▶ _REQUIREMENT 1_: In the log splitter thread below, what cycle time does kavu give for the Ariens?

TSC country line 25 ton on sale now $899.00 . Everyone on here and other sites that have these units love them. I looked at them 4 years ago but bought an Ariens 22 ton for $1100.00 from my local hardware/repair shop.

Have always liked their service and some of the features of the Ariens sold me. Light enough to move around the yard by hand was the biggest. 20-30 cords and she still runs great.


----------



## kavu (Feb 14, 2017)

Dht 22 ton or ariens 22 ton will do you just fine i believe. I dont know the cycle time of the dht but i think its good. The ariens is 11 or 12 sec. i have had the ariens for a few years now and it runs great. Always starts on the first or second pull and is light as others have said to move around. If you must have a 4 way wedge then you may have to do some research, maybe you need to go bigger than a 22 ton but i will defer to others on that aspect. The dht is like 900 or so and the ariens is aprox 1100. I am happy with my choice of the ariens.


----------



## Dobish (Feb 15, 2017)

DHT 22 is around 10.5 seconds...


----------



## kavu (Feb 15, 2017)

Dobish said:


> DHT 22 is around 10.5 seconds...


lowes says 10.9, i am jealous


----------



## Dobish (Feb 16, 2017)

kavu said:


> lowes says 10.9, i am jealous


not going to lie, i run it with the choke open 

also, i have not gotten out the stop-watch. I rarely go full stroke, even on twisty elm.


----------



## Treematt (Feb 21, 2017)

Thanks for all of the replies. I'm leaning toward the dht 22 ton which as noted lowes is selling for 899. I like it over the county line because it has a longer tongue and will make towing with my four wheeler much easier. I borrowed my friends county line before and couldn't get it hitched up with its short tongue length.


----------



## Woodsplitter67 (Feb 22, 2017)

Good call. . 
May the force be with you 
Always


----------

▶ _DATASET EXTRACT_:
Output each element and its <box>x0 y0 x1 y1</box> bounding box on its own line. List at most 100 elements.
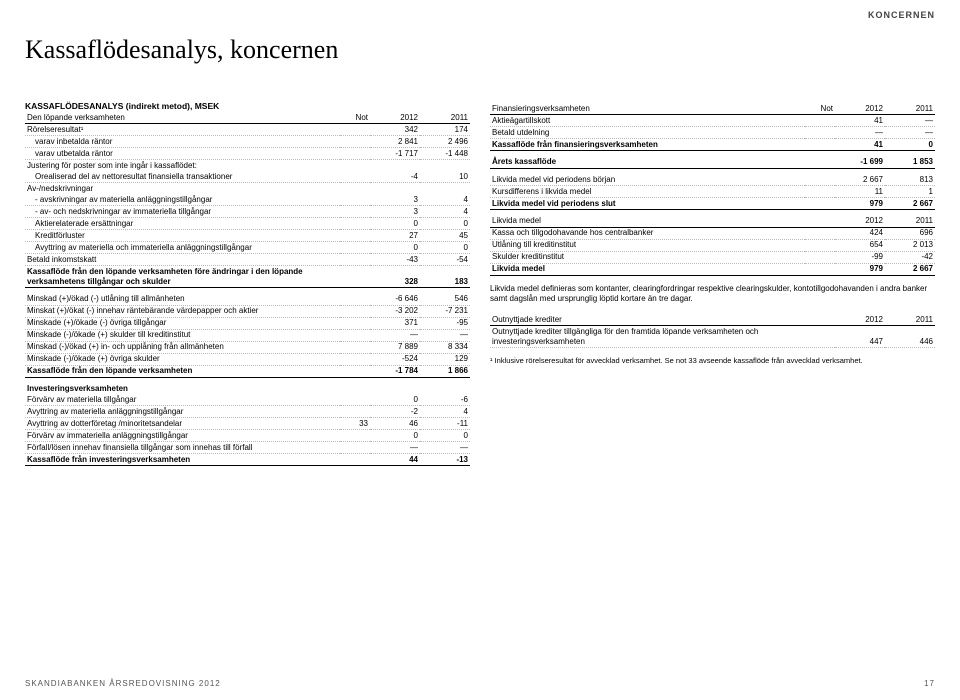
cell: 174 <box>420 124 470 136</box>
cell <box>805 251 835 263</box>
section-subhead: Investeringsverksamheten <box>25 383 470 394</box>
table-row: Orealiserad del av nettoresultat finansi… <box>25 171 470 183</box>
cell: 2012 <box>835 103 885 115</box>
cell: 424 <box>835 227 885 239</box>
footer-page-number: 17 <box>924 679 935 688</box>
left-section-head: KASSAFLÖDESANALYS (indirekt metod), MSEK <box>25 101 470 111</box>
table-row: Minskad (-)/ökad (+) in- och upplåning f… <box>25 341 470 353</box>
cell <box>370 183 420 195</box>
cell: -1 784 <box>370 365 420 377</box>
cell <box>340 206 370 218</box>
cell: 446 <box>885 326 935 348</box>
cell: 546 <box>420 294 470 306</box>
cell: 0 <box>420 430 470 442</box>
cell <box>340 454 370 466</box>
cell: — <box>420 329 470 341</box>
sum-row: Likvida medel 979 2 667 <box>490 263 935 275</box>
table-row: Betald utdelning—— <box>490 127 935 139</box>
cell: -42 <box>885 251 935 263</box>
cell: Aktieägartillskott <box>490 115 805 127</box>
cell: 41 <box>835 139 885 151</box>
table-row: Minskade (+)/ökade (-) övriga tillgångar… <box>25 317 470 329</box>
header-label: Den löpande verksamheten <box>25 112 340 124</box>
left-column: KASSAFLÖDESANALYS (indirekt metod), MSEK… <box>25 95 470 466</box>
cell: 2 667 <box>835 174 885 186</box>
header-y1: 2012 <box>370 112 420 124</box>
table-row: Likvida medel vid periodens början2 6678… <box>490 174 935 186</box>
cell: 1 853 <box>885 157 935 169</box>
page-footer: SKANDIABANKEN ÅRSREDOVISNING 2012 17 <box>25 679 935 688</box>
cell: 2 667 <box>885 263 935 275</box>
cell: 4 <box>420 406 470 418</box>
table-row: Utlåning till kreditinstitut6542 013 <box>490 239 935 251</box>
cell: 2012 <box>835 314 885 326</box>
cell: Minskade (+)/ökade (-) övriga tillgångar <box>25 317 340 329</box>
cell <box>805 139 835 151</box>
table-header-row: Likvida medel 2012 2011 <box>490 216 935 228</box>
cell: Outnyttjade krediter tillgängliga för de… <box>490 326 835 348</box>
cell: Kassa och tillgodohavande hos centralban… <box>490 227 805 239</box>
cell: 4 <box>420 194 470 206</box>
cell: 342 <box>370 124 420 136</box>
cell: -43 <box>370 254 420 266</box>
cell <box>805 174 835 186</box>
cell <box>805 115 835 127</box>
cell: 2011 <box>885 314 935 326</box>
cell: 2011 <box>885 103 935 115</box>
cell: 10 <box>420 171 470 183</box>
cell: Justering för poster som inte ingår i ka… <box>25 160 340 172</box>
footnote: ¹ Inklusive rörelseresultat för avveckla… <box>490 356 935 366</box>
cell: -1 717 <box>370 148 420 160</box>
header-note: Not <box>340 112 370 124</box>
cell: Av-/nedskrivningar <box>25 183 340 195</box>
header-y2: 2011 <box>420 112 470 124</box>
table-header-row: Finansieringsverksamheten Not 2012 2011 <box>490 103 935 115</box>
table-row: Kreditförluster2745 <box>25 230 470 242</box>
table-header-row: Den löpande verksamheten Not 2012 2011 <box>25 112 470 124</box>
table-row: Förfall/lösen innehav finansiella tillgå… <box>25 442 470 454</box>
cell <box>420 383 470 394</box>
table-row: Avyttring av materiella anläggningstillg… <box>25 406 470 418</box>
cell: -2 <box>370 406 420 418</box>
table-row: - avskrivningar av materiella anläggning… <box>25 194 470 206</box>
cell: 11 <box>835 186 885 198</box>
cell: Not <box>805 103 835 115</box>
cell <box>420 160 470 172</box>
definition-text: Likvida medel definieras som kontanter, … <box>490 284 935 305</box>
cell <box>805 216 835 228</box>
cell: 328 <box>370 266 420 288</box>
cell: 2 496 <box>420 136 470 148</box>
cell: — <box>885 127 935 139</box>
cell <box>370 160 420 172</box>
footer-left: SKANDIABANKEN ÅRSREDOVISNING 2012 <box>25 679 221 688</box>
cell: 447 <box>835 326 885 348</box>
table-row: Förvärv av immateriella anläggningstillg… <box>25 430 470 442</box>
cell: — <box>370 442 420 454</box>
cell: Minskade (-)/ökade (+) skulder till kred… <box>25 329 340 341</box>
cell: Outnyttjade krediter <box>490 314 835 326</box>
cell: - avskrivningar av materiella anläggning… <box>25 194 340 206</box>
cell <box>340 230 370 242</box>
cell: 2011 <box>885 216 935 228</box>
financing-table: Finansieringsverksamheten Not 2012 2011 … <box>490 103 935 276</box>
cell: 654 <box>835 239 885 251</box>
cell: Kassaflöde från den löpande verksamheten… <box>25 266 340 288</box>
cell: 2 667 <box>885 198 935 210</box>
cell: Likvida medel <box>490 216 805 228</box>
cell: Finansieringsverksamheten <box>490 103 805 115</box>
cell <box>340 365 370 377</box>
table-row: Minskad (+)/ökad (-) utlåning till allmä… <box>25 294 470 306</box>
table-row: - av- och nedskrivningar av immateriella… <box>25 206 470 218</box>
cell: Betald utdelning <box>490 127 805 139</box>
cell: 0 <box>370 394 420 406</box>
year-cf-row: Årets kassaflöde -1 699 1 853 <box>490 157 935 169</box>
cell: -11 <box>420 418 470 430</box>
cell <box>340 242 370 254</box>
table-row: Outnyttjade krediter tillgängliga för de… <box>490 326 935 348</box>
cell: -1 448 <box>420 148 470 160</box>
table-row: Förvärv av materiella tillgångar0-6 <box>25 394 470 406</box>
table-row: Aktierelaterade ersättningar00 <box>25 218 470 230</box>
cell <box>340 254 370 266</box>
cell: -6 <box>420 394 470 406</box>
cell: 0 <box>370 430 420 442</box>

▶ _REQUIREMENT 2_: Reproduce verbatim the lines of the records between the line holding "cell: 174 <box>420 124 470 136</box>" and the line holding "footer-page-number: 17 <box>924", inclusive.

▶ _TASK SOLUTION 1_: 11 or 12 seconds.

▶ _TASK SOLUTION 2_:
cell: 174 <box>420 124 470 136</box>
cell <box>805 251 835 263</box>
section-subhead: Investeringsverksamheten <box>25 383 470 394</box>
table-row: Orealiserad del av nettoresultat finansi… <box>25 171 470 183</box>
cell: 2012 <box>835 103 885 115</box>
cell: 424 <box>835 227 885 239</box>
footer-page-number: 17 <box>924 679 935 688</box>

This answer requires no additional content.